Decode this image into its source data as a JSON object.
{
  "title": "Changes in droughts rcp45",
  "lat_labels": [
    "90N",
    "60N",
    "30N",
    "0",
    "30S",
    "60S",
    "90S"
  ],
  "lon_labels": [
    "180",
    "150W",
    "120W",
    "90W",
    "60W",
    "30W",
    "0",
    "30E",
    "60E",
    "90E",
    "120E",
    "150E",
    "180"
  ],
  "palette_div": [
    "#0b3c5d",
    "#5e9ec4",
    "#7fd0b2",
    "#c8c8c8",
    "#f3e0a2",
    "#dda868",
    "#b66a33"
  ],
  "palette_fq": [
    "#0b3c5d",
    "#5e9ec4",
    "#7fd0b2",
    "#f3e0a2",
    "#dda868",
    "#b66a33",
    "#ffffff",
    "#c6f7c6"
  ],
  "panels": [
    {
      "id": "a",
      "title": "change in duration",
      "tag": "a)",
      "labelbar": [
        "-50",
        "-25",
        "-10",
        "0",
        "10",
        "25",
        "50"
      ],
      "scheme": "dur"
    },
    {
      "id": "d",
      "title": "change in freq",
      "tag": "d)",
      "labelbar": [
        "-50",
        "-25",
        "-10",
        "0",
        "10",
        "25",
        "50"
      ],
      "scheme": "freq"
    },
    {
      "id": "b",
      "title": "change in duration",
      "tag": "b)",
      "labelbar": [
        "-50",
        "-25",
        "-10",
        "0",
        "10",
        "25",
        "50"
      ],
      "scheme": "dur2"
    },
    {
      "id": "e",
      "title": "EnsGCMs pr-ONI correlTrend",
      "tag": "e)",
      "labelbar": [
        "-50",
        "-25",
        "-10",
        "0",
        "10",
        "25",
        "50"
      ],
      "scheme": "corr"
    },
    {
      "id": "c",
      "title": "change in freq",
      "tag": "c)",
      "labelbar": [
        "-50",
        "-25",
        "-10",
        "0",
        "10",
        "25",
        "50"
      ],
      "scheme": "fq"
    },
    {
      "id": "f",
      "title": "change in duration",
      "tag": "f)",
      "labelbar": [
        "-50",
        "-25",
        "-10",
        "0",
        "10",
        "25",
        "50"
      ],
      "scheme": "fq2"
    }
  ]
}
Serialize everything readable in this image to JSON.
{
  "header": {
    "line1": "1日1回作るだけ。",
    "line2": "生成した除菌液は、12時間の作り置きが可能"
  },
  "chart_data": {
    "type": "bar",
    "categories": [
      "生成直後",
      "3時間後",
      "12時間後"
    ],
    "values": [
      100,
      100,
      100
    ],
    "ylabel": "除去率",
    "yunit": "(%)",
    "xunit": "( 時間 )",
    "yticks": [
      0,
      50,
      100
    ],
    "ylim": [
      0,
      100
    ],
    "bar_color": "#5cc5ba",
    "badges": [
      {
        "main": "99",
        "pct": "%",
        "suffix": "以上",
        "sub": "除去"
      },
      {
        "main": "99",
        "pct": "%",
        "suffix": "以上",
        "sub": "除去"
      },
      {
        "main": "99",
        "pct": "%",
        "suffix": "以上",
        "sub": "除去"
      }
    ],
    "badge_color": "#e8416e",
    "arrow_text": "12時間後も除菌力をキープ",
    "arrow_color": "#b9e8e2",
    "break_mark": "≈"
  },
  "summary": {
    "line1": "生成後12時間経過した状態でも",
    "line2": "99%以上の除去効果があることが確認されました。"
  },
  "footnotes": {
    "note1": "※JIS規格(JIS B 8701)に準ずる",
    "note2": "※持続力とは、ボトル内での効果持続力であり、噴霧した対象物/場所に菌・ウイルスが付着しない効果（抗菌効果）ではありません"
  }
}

━━━━━━━━━━

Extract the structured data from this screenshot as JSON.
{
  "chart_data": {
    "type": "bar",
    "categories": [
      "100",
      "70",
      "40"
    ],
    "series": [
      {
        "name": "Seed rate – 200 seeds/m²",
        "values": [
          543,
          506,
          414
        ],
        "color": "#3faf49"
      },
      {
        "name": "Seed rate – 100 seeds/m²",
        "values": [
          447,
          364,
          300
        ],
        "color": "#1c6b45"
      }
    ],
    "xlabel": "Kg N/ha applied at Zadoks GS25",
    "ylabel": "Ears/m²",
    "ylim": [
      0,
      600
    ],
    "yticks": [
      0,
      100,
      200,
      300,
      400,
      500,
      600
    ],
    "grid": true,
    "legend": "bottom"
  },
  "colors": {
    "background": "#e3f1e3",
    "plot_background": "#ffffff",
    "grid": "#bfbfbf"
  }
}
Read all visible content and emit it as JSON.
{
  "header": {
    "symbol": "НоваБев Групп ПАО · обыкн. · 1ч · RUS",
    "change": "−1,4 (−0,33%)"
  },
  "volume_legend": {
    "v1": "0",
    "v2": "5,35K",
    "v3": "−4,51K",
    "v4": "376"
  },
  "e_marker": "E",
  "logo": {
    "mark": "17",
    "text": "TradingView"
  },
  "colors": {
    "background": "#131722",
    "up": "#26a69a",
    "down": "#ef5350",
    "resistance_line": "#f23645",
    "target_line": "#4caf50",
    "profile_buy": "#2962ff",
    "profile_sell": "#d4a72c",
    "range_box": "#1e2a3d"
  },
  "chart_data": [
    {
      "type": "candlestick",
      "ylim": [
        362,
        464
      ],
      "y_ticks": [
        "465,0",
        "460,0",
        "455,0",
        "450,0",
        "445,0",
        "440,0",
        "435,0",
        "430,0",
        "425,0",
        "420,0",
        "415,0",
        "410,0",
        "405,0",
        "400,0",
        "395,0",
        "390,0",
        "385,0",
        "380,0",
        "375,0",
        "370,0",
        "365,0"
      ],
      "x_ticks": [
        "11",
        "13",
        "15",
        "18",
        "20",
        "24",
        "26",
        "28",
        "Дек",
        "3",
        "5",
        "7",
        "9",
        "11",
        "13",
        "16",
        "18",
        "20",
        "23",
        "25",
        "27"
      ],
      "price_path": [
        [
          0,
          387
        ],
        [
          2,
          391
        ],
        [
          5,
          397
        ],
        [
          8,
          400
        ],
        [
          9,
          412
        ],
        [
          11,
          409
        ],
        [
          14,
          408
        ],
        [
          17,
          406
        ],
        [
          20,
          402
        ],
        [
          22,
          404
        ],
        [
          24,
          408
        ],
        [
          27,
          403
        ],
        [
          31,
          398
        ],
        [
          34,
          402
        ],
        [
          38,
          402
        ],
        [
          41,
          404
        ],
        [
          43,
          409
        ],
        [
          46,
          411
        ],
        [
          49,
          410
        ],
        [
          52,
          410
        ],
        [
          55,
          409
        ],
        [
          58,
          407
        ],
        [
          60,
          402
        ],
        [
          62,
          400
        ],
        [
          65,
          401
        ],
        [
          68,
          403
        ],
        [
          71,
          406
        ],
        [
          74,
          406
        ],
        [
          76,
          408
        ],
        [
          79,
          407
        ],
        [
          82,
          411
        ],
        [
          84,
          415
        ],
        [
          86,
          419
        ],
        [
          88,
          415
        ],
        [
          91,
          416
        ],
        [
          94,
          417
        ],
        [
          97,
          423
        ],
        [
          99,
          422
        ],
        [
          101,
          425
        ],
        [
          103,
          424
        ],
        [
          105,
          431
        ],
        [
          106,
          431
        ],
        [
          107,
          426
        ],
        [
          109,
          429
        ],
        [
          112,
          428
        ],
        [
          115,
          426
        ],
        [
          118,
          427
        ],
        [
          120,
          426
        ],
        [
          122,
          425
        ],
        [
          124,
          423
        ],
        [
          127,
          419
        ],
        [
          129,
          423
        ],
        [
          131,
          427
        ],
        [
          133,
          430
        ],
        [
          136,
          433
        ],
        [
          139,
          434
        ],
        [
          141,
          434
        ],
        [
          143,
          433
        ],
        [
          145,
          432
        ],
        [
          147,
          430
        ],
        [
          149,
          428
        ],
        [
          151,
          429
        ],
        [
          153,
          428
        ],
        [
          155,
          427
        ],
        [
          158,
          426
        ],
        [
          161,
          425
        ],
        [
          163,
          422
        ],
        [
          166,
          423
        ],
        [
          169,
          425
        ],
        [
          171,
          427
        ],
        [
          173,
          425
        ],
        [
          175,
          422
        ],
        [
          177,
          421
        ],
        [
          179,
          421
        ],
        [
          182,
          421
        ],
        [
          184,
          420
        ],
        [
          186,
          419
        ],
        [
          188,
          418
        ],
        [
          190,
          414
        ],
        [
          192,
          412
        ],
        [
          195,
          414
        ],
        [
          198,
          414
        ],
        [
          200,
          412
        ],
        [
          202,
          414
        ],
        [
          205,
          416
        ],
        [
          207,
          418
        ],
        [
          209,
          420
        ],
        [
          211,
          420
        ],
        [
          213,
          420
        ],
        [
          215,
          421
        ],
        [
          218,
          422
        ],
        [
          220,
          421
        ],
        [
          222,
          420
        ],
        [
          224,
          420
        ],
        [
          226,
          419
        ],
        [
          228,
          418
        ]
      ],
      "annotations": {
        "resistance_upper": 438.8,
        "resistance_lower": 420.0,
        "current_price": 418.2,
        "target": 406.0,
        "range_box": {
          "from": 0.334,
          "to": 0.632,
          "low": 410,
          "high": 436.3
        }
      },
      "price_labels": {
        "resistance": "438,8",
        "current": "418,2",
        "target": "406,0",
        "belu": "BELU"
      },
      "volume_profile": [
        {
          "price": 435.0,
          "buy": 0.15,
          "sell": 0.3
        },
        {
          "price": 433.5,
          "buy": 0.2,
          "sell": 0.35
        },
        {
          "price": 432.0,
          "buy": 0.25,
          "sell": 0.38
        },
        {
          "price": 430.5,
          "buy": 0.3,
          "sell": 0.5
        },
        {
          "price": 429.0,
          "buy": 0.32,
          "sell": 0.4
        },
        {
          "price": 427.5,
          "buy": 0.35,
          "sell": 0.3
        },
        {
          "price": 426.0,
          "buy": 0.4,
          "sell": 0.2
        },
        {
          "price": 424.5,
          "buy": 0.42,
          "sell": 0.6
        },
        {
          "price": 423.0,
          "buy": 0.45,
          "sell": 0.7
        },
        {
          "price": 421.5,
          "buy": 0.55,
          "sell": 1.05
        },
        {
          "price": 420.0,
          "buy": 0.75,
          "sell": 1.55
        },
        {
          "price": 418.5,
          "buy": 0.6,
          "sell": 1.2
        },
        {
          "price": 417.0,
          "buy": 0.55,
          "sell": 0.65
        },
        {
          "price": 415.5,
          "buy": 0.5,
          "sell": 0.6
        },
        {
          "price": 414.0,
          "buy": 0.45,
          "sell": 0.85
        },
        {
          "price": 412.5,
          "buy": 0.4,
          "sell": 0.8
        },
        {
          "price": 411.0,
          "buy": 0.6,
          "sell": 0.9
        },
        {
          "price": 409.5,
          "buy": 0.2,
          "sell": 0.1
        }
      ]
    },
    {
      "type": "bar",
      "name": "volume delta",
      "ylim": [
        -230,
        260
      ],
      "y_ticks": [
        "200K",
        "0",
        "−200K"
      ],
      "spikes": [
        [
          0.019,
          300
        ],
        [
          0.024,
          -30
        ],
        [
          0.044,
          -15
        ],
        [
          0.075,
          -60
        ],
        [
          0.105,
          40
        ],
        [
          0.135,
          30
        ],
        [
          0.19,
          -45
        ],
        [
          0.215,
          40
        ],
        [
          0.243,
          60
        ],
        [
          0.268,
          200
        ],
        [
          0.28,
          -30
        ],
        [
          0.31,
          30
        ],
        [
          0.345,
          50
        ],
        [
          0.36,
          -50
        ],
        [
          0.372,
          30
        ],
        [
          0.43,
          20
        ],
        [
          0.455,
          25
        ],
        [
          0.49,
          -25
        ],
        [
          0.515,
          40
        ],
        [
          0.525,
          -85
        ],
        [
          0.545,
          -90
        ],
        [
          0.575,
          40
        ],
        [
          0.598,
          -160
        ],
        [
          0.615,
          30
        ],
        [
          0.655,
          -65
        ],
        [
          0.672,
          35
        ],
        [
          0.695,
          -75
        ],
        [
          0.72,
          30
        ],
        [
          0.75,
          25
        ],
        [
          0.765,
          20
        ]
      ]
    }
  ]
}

━━━━━━━━━━

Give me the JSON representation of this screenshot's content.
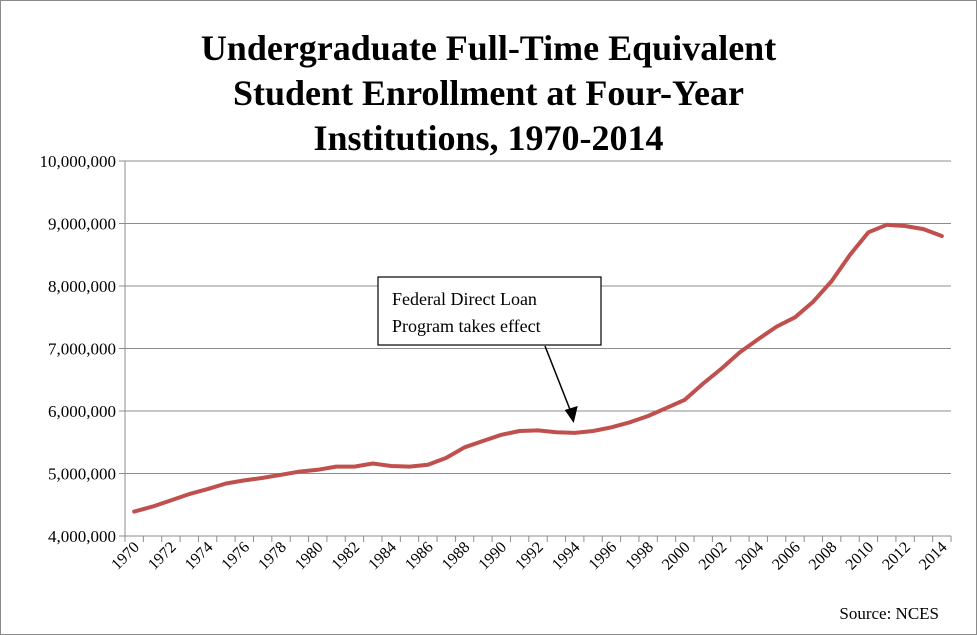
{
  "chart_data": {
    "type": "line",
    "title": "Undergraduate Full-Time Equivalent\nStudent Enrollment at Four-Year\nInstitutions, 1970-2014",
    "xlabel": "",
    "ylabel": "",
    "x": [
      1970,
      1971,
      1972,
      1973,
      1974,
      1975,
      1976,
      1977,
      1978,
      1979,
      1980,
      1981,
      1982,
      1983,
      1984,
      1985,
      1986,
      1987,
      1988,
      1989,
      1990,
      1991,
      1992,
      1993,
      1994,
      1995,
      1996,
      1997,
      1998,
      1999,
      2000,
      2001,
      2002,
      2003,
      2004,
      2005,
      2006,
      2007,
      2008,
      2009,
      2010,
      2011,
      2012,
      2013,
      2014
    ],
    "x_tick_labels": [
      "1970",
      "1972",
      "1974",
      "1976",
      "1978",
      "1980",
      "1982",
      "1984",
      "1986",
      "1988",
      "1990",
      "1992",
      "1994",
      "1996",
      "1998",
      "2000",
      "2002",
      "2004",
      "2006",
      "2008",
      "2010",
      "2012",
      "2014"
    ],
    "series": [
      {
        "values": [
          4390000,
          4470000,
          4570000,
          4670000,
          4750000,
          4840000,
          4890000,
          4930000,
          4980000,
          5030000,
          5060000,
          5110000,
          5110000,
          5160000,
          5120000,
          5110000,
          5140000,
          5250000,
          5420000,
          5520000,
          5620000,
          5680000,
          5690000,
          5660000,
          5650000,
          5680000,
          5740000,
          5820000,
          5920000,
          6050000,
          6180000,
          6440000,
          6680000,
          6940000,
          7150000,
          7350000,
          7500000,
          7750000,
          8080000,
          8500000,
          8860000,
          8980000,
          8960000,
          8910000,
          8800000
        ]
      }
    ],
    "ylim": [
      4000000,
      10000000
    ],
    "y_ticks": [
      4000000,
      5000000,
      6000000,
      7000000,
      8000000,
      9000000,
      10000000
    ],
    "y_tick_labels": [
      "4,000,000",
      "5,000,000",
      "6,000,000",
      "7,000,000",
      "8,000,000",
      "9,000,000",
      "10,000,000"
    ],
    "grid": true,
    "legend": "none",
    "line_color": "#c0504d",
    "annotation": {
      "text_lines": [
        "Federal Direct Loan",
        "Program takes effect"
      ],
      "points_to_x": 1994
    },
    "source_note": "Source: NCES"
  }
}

━━━━━━━━━━

**WHAT IS NEEDED**
Tell how many lines include "this". The number is the whole answer.

**SOLUTION TO THE PROBLEM**
4